● PROBLEM STATEMENT
Return all the data, word for word.

● AVAILABLE DATA
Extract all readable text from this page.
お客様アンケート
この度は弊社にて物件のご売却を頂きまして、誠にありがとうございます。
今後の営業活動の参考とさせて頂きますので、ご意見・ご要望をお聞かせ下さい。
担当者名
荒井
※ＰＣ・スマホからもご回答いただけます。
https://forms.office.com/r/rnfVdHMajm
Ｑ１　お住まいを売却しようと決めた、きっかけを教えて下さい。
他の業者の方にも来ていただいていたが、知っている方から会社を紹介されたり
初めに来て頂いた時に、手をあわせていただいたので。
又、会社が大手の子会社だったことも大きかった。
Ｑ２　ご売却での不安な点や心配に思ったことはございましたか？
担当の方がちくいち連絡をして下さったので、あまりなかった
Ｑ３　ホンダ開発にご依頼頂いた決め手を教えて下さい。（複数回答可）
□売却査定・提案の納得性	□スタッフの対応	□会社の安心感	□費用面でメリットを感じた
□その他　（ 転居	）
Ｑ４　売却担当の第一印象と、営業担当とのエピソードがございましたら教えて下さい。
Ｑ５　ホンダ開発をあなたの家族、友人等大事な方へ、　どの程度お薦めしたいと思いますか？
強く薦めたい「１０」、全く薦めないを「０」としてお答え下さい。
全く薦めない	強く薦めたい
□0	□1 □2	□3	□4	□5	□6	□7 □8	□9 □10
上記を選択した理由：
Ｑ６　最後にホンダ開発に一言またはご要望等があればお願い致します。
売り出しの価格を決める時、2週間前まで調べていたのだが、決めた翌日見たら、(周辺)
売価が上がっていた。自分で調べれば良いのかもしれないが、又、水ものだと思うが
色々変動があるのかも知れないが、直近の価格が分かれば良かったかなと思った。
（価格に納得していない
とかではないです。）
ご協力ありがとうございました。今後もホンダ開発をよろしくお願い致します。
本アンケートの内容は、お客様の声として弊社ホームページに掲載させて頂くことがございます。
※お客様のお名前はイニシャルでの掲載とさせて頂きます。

● WRITTEN SOLUTION
Extract all readable text from this page.
お客様アンケート
この度は弊社にて物件のご売却を頂きまして、誠にありがとうございます。
今後の営業活動の参考とさせて頂きますので、ご意見・ご要望をお聞かせ下さい。
担当者名
荒井
※ＰＣ・スマホからもご回答いただけます。
https://forms.office.com/r/rnfVdHMajm
Ｑ１　お住まいを売却しようと決めた、きっかけを教えて下さい。
他の業者の方にも来ていただいていたが、知っている方から会社を紹介されたり
初めに来て頂いた時に、手をあわせていただいたので。
又、会社が大手の子会社だったことも大きかった。
Ｑ２　ご売却での不安な点や心配に思ったことはございましたか？
担当の方がちくいち連絡をして下さったので、あまりなかった
Ｑ３　ホンダ開発にご依頼頂いた決め手を教えて下さい。（複数回答可）
□売却査定・提案の納得性	□スタッフの対応	□会社の安心感	□費用面でメリットを感じた
□その他　（ 転居	）
Ｑ４　売却担当の第一印象と、営業担当とのエピソードがございましたら教えて下さい。
Ｑ５　ホンダ開発をあなたの家族、友人等大事な方へ、　どの程度お薦めしたいと思いますか？
強く薦めたい「１０」、全く薦めないを「０」としてお答え下さい。
全く薦めない	強く薦めたい
□0	□1 □2	□3	□4	□5	□6	□7 □8	□9 □10
上記を選択した理由：
Ｑ６　最後にホンダ開発に一言またはご要望等があればお願い致します。
売り出しの価格を決める時、2週間前まで調べていたのだが、決めた翌日見たら、(周辺)
売価が上がっていた。自分で調べれば良いのかもしれないが、又、水ものだと思うが
色々変動があるのかも知れないが、直近の価格が分かれば良かったかなと思った。
（価格に納得していない
とかではないです。）
ご協力ありがとうございました。今後もホンダ開発をよろしくお願い致します。
本アンケートの内容は、お客様の声として弊社ホームページに掲載させて頂くことがございます。
※お客様のお名前はイニシャルでの掲載とさせて頂きます。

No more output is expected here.